TASK TO CARRY OUT:
Determine how many lines contain the string "screenshot" and reply with that number alone.

((

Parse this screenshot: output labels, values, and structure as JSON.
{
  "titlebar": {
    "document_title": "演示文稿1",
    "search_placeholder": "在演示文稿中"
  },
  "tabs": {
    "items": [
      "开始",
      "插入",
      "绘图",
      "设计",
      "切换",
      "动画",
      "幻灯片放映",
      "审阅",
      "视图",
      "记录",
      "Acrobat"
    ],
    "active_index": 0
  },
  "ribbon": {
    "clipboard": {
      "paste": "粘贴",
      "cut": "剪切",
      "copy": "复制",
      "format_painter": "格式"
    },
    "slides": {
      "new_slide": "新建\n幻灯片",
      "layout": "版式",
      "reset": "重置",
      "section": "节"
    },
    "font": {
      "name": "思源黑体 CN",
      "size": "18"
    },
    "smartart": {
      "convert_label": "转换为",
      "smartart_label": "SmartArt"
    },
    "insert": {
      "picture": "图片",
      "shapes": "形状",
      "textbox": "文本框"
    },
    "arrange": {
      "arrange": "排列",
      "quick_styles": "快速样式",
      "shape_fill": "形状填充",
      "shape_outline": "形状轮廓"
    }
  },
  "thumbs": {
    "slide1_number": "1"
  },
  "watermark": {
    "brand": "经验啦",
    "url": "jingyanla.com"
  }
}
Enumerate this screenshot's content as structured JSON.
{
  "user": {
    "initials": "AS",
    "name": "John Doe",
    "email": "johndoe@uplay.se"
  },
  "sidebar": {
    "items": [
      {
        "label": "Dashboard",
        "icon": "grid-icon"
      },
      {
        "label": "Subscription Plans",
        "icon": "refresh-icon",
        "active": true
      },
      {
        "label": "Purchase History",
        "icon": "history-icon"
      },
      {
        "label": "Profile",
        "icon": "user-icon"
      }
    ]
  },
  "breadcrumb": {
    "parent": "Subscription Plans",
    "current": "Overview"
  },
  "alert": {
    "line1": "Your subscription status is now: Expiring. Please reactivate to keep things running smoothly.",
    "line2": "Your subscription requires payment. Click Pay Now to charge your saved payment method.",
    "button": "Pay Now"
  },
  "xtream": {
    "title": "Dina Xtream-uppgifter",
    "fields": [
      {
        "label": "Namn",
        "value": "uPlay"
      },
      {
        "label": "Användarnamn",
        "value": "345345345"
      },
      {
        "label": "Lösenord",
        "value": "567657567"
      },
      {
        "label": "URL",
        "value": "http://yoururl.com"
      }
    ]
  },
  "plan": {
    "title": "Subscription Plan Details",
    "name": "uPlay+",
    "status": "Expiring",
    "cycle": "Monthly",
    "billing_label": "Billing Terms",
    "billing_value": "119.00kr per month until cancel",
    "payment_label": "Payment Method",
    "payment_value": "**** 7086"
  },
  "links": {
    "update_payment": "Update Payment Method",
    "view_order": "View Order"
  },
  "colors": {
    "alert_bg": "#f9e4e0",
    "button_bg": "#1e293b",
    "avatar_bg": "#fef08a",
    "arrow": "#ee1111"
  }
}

))

TASK RESPONSE:
2